— begin —
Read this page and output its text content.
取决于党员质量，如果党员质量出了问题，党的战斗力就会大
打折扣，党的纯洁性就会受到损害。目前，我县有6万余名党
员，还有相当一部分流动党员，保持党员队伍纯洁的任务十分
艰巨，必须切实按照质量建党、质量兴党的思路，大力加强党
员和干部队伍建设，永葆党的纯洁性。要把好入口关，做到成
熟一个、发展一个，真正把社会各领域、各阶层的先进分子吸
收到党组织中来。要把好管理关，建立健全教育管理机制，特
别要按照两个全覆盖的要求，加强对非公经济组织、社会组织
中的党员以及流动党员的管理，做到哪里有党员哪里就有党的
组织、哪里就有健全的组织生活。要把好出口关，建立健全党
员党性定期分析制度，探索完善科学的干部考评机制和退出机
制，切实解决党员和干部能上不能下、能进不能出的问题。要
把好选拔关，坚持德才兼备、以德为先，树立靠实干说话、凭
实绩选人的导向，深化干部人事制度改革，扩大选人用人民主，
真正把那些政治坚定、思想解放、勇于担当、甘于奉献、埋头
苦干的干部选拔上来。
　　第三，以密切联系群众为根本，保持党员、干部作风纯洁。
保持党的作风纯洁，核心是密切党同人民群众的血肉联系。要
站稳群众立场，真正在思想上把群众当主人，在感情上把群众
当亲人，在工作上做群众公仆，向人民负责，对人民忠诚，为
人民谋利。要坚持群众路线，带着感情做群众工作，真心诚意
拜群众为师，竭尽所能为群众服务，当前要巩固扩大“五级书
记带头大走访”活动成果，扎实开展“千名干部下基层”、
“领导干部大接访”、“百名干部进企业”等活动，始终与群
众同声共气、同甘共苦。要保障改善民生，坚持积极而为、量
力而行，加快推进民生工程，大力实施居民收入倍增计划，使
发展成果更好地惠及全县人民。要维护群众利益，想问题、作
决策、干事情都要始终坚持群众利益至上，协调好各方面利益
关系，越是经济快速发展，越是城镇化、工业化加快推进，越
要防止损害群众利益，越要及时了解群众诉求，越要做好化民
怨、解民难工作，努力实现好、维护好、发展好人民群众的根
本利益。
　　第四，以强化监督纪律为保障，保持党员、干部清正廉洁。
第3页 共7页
— end —
▶ _Aim_
The listing above should be transcribed in full, exactly as written.

▶ _Solution for this problem_
Read this page and output its text content.
取决于党员质量，如果党员质量出了问题，党的战斗力就会大
打折扣，党的纯洁性就会受到损害。目前，我县有6万余名党
员，还有相当一部分流动党员，保持党员队伍纯洁的任务十分
艰巨，必须切实按照质量建党、质量兴党的思路，大力加强党
员和干部队伍建设，永葆党的纯洁性。要把好入口关，做到成
熟一个、发展一个，真正把社会各领域、各阶层的先进分子吸
收到党组织中来。要把好管理关，建立健全教育管理机制，特
别要按照两个全覆盖的要求，加强对非公经济组织、社会组织
中的党员以及流动党员的管理，做到哪里有党员哪里就有党的
组织、哪里就有健全的组织生活。要把好出口关，建立健全党
员党性定期分析制度，探索完善科学的干部考评机制和退出机
制，切实解决党员和干部能上不能下、能进不能出的问题。要
把好选拔关，坚持德才兼备、以德为先，树立靠实干说话、凭
实绩选人的导向，深化干部人事制度改革，扩大选人用人民主，
真正把那些政治坚定、思想解放、勇于担当、甘于奉献、埋头
苦干的干部选拔上来。
　　第三，以密切联系群众为根本，保持党员、干部作风纯洁。
保持党的作风纯洁，核心是密切党同人民群众的血肉联系。要
站稳群众立场，真正在思想上把群众当主人，在感情上把群众
当亲人，在工作上做群众公仆，向人民负责，对人民忠诚，为
人民谋利。要坚持群众路线，带着感情做群众工作，真心诚意
拜群众为师，竭尽所能为群众服务，当前要巩固扩大“五级书
记带头大走访”活动成果，扎实开展“千名干部下基层”、
“领导干部大接访”、“百名干部进企业”等活动，始终与群
众同声共气、同甘共苦。要保障改善民生，坚持积极而为、量
力而行，加快推进民生工程，大力实施居民收入倍增计划，使
发展成果更好地惠及全县人民。要维护群众利益，想问题、作
决策、干事情都要始终坚持群众利益至上，协调好各方面利益
关系，越是经济快速发展，越是城镇化、工业化加快推进，越
要防止损害群众利益，越要及时了解群众诉求，越要做好化民
怨、解民难工作，努力实现好、维护好、发展好人民群众的根
本利益。
　　第四，以强化监督纪律为保障，保持党员、干部清正廉洁。
第3页 共7页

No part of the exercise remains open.